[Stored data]
━━━━━━━━━━━━━━━━━━━━

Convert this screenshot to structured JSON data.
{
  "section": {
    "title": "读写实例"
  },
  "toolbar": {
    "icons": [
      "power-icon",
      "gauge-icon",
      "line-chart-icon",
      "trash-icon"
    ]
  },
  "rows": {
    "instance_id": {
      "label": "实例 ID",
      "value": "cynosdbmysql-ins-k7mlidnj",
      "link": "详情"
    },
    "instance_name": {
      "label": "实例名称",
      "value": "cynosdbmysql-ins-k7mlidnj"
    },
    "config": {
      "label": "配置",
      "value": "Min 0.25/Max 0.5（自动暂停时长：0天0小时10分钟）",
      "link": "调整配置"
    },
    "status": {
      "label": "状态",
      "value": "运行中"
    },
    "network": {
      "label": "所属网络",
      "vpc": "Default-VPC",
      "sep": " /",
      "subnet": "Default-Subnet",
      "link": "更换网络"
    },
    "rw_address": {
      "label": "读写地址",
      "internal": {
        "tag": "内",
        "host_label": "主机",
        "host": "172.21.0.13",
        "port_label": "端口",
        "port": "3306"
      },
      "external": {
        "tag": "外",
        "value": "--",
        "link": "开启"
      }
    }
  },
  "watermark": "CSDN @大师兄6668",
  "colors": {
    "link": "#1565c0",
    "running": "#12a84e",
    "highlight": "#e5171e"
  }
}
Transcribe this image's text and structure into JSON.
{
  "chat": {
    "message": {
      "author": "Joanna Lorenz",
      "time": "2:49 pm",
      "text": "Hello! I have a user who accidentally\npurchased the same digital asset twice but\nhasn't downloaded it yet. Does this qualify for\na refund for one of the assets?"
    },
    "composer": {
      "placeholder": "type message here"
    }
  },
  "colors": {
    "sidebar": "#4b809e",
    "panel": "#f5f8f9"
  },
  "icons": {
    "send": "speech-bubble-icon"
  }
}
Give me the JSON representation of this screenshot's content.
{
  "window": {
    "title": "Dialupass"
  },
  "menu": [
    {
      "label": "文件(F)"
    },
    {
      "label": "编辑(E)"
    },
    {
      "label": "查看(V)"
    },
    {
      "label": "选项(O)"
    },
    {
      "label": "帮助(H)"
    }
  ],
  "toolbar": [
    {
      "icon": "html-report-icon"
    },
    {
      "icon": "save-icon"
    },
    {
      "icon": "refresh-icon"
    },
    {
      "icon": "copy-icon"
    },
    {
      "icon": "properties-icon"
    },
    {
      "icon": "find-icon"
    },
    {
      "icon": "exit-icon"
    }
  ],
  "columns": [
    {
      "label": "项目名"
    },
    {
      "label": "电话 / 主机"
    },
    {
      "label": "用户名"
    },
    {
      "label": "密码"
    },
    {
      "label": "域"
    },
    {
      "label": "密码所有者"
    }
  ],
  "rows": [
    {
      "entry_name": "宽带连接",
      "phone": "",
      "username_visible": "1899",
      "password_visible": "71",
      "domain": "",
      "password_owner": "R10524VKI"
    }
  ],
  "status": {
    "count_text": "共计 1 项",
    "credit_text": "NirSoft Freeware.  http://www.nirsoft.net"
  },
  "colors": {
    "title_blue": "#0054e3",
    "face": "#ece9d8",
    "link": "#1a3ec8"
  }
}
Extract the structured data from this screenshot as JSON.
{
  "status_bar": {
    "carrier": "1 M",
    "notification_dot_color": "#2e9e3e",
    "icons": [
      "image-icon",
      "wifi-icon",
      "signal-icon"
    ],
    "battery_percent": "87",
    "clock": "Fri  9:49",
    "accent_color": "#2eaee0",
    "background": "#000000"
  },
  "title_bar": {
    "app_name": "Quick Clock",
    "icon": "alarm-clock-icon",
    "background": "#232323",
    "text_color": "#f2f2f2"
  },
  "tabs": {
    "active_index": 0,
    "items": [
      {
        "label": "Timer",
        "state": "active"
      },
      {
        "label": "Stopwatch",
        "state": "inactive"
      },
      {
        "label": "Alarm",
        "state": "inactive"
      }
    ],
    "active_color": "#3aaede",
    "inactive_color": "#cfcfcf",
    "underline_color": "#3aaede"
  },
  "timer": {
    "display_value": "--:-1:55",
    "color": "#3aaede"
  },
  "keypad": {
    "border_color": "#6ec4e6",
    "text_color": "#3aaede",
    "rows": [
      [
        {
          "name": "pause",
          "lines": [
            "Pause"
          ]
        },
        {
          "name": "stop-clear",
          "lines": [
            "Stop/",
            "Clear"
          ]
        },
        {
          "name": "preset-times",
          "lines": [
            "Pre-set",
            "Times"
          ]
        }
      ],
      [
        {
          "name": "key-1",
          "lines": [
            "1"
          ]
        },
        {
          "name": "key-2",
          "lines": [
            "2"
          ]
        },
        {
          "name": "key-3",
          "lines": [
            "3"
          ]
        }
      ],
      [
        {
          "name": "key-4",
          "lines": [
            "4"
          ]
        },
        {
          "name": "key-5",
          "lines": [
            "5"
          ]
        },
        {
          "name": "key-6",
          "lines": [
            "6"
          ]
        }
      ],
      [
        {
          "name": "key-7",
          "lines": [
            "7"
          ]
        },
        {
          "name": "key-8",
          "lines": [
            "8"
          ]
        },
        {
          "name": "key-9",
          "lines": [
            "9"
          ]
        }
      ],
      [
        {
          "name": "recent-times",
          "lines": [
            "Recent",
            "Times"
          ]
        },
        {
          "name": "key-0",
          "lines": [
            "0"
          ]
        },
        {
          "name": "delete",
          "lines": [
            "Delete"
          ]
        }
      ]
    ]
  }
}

━━━━━━━━━━━━━━━━━━━━

What is being asked: Write the complete data out, exactly as above.

Task response:
Convert this screenshot to structured JSON data.
{
  "section": {
    "title": "读写实例"
  },
  "toolbar": {
    "icons": [
      "power-icon",
      "gauge-icon",
      "line-chart-icon",
      "trash-icon"
    ]
  },
  "rows": {
    "instance_id": {
      "label": "实例 ID",
      "value": "cynosdbmysql-ins-k7mlidnj",
      "link": "详情"
    },
    "instance_name": {
      "label": "实例名称",
      "value": "cynosdbmysql-ins-k7mlidnj"
    },
    "config": {
      "label": "配置",
      "value": "Min 0.25/Max 0.5（自动暂停时长：0天0小时10分钟）",
      "link": "调整配置"
    },
    "status": {
      "label": "状态",
      "value": "运行中"
    },
    "network": {
      "label": "所属网络",
      "vpc": "Default-VPC",
      "sep": " /",
      "subnet": "Default-Subnet",
      "link": "更换网络"
    },
    "rw_address": {
      "label": "读写地址",
      "internal": {
        "tag": "内",
        "host_label": "主机",
        "host": "172.21.0.13",
        "port_label": "端口",
        "port": "3306"
      },
      "external": {
        "tag": "外",
        "value": "--",
        "link": "开启"
      }
    }
  },
  "watermark": "CSDN @大师兄6668",
  "colors": {
    "link": "#1565c0",
    "running": "#12a84e",
    "highlight": "#e5171e"
  }
}
Transcribe this image's text and structure into JSON.
{
  "chat": {
    "message": {
      "author": "Joanna Lorenz",
      "time": "2:49 pm",
      "text": "Hello! I have a user who accidentally\npurchased the same digital asset twice but\nhasn't downloaded it yet. Does this qualify for\na refund for one of the assets?"
    },
    "composer": {
      "placeholder": "type message here"
    }
  },
  "colors": {
    "sidebar": "#4b809e",
    "panel": "#f5f8f9"
  },
  "icons": {
    "send": "speech-bubble-icon"
  }
}
Give me the JSON representation of this screenshot's content.
{
  "window": {
    "title": "Dialupass"
  },
  "menu": [
    {
      "label": "文件(F)"
    },
    {
      "label": "编辑(E)"
    },
    {
      "label": "查看(V)"
    },
    {
      "label": "选项(O)"
    },
    {
      "label": "帮助(H)"
    }
  ],
  "toolbar": [
    {
      "icon": "html-report-icon"
    },
    {
      "icon": "save-icon"
    },
    {
      "icon": "refresh-icon"
    },
    {
      "icon": "copy-icon"
    },
    {
      "icon": "properties-icon"
    },
    {
      "icon": "find-icon"
    },
    {
      "icon": "exit-icon"
    }
  ],
  "columns": [
    {
      "label": "项目名"
    },
    {
      "label": "电话 / 主机"
    },
    {
      "label": "用户名"
    },
    {
      "label": "密码"
    },
    {
      "label": "域"
    },
    {
      "label": "密码所有者"
    }
  ],
  "rows": [
    {
      "entry_name": "宽带连接",
      "phone": "",
      "username_visible": "1899",
      "password_visible": "71",
      "domain": "",
      "password_owner": "R10524VKI"
    }
  ],
  "status": {
    "count_text": "共计 1 项",
    "credit_text": "NirSoft Freeware.  http://www.nirsoft.net"
  },
  "colors": {
    "title_blue": "#0054e3",
    "face": "#ece9d8",
    "link": "#1a3ec8"
  }
}
Extract the structured data from this screenshot as JSON.
{
  "status_bar": {
    "carrier": "1 M",
    "notification_dot_color": "#2e9e3e",
    "icons": [
      "image-icon",
      "wifi-icon",
      "signal-icon"
    ],
    "battery_percent": "87",
    "clock": "Fri  9:49",
    "accent_color": "#2eaee0",
    "background": "#000000"
  },
  "title_bar": {
    "app_name": "Quick Clock",
    "icon": "alarm-clock-icon",
    "background": "#232323",
    "text_color": "#f2f2f2"
  },
  "tabs": {
    "active_index": 0,
    "items": [
      {
        "label": "Timer",
        "state": "active"
      },
      {
        "label": "Stopwatch",
        "state": "inactive"
      },
      {
        "label": "Alarm",
        "state": "inactive"
      }
    ],
    "active_color": "#3aaede",
    "inactive_color": "#cfcfcf",
    "underline_color": "#3aaede"
  },
  "timer": {
    "display_value": "--:-1:55",
    "color": "#3aaede"
  },
  "keypad": {
    "border_color": "#6ec4e6",
    "text_color": "#3aaede",
    "rows": [
      [
        {
          "name": "pause",
          "lines": [
            "Pause"
          ]
        },
        {
          "name": "stop-clear",
          "lines": [
            "Stop/",
            "Clear"
          ]
        },
        {
          "name": "preset-times",
          "lines": [
            "Pre-set",
            "Times"
          ]
        }
      ],
      [
        {
          "name": "key-1",
          "lines": [
            "1"
          ]
        },
        {
          "name": "key-2",
          "lines": [
            "2"
          ]
        },
        {
          "name": "key-3",
          "lines": [
            "3"
          ]
        }
      ],
      [
        {
          "name": "key-4",
          "lines": [
            "4"
          ]
        },
        {
          "name": "key-5",
          "lines": [
            "5"
          ]
        },
        {
          "name": "key-6",
          "lines": [
            "6"
          ]
        }
      ],
      [
        {
          "name": "key-7",
          "lines": [
            "7"
          ]
        },
        {
          "name": "key-8",
          "lines": [
            "8"
          ]
        },
        {
          "name": "key-9",
          "lines": [
            "9"
          ]
        }
      ],
      [
        {
          "name": "recent-times",
          "lines": [
            "Recent",
            "Times"
          ]
        },
        {
          "name": "key-0",
          "lines": [
            "0"
          ]
        },
        {
          "name": "delete",
          "lines": [
            "Delete"
          ]
        }
      ]
    ]
  }
}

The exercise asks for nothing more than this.